Finding Features in Neural Networks with the Empirical NTK

Summary

Kernel regression with the empirical neural tangent kernel (eNTK) gives a closed-form approximation to the function learned by a neural network in parts of the model space. We provide evidence that the eNTK can be used to find features in toy models for interpretability. We show that in Toy Models of Superposition and a MLP trained on modular arithmetic, the eNTK eigenspectrum exhibits sharp cliffs whose top eigenspaces align with the ground-truth features. Moreover, in the modular arithmetic experiment, the evolution of the eNTK spectrum can be used to track the grokking phase transition. These results suggest that eNTK analysis may provide a new practical handle for feature discovery and for detecting phase changes in small models.

See here for the paper: "Feature Identification via the Empirical NTK".

Research done as part of the PIBBSS affiliate program, specifically the call for collaboration to use ideas from renormalization for interpretability.

Background

In interpretability, we would like to understand how neural networks represent learned features, “carving the model at its joints". Operationally, we would like to find functions of a model’s activations and weights that detect the presence or absence of a feature with high sensitivity and specificity. However, it’s a priori unclear how to “guess” a good candidate answer. ^[1]

One strategy is to look to theories of deep learning. If there existed a hypothetical complete theory that allowed us to “reverse-compile” any model into human-interpretable code, it would (by definition) solve this problem by telling us which effective features a model uses and how they interact to produce the input-output map. Instead of a complete theory however, in 2025 we have several nascent theories that each explain some modest aspects of what some models may be doing, in some corners of the parameter space. ^[2]

Among such theories, the neural tangent kernel (NTK) and its cousins are unique in giving us a closed-form formula for the function learned by a neural network in a specific regime. Namely, one can prove that when models are much wider than they are deep, with weights initialized with a 1/ scaling, they approximately learn the function

$f_{i} (x) = \sum_{α_{1}, α_{2}} K_{i j} (x, x_{α_{1}}) K_{j k}^{- 1} (x_{α_{1}}, x_{α_{2}}) y_{k, α_{2}}$ (1)

* _Source records_:
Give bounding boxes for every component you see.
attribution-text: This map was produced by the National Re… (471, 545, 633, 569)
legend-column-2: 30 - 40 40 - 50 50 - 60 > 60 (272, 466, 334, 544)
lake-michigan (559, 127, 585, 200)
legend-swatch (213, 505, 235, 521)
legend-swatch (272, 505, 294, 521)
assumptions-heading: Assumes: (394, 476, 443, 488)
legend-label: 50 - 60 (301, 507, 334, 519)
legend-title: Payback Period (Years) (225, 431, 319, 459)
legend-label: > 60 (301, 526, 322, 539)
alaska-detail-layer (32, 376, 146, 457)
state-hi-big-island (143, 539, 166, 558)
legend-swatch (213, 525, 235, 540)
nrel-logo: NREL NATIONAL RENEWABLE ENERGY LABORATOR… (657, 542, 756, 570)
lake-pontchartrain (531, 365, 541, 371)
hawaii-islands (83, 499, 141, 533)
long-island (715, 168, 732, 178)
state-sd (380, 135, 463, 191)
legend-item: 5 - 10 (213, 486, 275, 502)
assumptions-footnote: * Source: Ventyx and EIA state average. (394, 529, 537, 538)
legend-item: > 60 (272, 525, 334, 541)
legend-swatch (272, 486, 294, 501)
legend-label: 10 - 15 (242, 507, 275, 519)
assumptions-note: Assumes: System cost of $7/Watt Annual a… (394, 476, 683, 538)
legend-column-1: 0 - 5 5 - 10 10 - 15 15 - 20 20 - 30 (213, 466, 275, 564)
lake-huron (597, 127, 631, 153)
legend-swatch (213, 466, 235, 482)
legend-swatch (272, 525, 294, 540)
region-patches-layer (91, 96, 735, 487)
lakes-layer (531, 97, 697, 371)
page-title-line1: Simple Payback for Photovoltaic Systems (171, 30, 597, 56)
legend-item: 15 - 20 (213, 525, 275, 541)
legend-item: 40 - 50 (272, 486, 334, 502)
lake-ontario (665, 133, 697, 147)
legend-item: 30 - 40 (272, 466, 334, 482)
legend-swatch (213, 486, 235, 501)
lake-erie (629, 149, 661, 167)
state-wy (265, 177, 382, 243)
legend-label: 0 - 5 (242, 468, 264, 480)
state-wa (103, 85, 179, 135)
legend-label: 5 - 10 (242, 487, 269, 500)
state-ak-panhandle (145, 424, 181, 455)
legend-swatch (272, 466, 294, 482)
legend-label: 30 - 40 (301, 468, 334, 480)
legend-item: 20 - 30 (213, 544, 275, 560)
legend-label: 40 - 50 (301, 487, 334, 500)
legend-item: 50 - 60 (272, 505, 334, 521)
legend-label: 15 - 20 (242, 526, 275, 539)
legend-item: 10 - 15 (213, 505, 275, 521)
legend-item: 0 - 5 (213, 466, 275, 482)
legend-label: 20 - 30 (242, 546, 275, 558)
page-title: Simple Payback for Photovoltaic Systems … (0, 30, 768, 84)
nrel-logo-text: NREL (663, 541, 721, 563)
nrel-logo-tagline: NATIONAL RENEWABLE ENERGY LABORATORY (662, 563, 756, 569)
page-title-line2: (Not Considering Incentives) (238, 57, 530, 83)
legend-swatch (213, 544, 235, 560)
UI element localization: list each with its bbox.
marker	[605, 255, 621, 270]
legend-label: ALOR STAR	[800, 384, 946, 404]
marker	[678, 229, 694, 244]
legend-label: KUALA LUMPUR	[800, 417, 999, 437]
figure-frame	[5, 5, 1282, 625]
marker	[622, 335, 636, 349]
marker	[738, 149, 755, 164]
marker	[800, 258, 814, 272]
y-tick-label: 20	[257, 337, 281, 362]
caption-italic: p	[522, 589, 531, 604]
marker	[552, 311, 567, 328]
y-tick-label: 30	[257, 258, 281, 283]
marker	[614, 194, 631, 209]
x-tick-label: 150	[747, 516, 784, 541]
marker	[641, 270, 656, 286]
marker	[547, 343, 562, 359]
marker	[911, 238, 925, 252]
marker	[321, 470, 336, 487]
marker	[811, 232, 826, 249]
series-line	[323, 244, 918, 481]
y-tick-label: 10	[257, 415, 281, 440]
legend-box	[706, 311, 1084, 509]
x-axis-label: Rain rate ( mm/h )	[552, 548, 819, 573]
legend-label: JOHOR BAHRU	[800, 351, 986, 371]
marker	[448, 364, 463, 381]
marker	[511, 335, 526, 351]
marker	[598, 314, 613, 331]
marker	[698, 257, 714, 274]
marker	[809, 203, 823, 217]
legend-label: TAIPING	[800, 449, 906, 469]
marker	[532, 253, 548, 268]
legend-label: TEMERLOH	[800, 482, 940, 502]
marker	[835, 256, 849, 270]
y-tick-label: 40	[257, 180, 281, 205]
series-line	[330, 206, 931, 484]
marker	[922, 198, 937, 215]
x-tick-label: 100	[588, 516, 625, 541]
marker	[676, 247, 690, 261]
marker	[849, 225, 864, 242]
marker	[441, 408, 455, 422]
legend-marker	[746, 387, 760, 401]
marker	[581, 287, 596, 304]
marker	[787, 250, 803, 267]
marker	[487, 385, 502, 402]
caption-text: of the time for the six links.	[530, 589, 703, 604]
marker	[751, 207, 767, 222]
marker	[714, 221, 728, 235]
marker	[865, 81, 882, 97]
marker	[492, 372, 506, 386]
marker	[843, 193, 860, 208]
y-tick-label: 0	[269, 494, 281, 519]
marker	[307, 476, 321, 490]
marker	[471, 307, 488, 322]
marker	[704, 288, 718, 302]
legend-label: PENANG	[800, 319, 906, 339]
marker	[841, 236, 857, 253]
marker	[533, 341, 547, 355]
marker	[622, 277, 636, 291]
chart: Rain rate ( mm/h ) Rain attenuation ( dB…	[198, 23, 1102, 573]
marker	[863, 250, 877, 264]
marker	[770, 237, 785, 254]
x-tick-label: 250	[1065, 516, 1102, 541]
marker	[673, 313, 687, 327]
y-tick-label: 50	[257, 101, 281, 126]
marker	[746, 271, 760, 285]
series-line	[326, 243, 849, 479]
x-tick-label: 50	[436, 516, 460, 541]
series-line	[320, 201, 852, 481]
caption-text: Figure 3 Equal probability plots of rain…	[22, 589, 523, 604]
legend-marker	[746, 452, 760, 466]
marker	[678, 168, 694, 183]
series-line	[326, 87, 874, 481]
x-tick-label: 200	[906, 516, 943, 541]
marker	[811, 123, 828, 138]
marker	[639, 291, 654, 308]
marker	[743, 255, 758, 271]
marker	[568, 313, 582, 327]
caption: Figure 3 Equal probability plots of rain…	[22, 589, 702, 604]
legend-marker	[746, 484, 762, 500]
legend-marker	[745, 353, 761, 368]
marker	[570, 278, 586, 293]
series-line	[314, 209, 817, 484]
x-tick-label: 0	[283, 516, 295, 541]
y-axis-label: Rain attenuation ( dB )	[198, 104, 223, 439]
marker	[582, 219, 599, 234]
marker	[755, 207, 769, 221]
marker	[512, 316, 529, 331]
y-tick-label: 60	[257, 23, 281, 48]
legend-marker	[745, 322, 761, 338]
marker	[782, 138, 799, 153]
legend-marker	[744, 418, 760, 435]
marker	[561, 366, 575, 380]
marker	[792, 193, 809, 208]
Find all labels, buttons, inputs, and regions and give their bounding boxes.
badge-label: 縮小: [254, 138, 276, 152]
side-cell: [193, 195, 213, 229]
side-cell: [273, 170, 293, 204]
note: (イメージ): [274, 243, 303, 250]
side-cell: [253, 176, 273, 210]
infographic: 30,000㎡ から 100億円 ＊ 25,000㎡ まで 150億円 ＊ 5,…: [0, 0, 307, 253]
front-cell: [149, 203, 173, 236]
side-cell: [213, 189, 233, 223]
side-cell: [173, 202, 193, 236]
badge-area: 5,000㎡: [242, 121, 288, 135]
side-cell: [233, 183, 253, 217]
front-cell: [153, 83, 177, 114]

* _STATED GOAL 1_:
Decide whether each statement below agrees with the text on the empirical NTK. Answer yes or no for each, and quote the deciding words from the text.
(a) The eNTK eigenspectrum shows sharp cliffs in Toy Models of Superposition and in an MLP trained on modular arithmetic.
(b) By 2025 a complete theory of deep learning is available.
(c) The research was carried out within the PIBBSS affiliate program.
* _STATED GOAL 2_:
Format the part of the source records that runs from their first line through the line containing "assumptions-footnote: * Source: Ventyx" as a Markdown table with the columns Row and Line. Number each line in order and leave out blank lines.

* _SOLUTION 1_:
(a) Yes: "in Toy Models of Superposition and a MLP trained on modular arithmetic, the eNTK eigenspectrum exhibits sharp cliffs whose top eigenspaces align with the ground-truth features"
(b) No: "Instead of a complete theory however, in 2025 we have several nascent theories"
(c) Yes: "Research done as part of the PIBBSS affiliate program"

* _SOLUTION 2_:
| Row | Line |
|---|---|
| 1 | Give bounding boxes for every component you see. |
| 2 | attribution-text: This map was produced by the National Re… (471, 545, 633, 569) |
| 3 | legend-column-2: 30 - 40 40 - 50 50 - 60 > 60 (272, 466, 334, 544) |
| 4 | lake-michigan (559, 127, 585, 200) |
| 5 | legend-swatch (213, 505, 235, 521) |
| 6 | legend-swatch (272, 505, 294, 521) |
| 7 | assumptions-heading: Assumes: (394, 476, 443, 488) |
| 8 | legend-label: 50 - 60 (301, 507, 334, 519) |
| 9 | legend-title: Payback Period (Years) (225, 431, 319, 459) |
| 10 | legend-label: > 60 (301, 526, 322, 539) |
| 11 | alaska-detail-layer (32, 376, 146, 457) |
| 12 | state-hi-big-island (143, 539, 166, 558) |
| 13 | legend-swatch (213, 525, 235, 540) |
| 14 | nrel-logo: NREL NATIONAL RENEWABLE ENERGY LABORATOR… (657, 542, 756, 570) |
| 15 | lake-pontchartrain (531, 365, 541, 371) |
| 16 | hawaii-islands (83, 499, 141, 533) |
| 17 | long-island (715, 168, 732, 178) |
| 18 | state-sd (380, 135, 463, 191) |
| 19 | legend-item: 5 - 10 (213, 486, 275, 502) |
| 20 | assumptions-footnote: * Source: Ventyx and EIA state average. (394, 529, 537, 538) |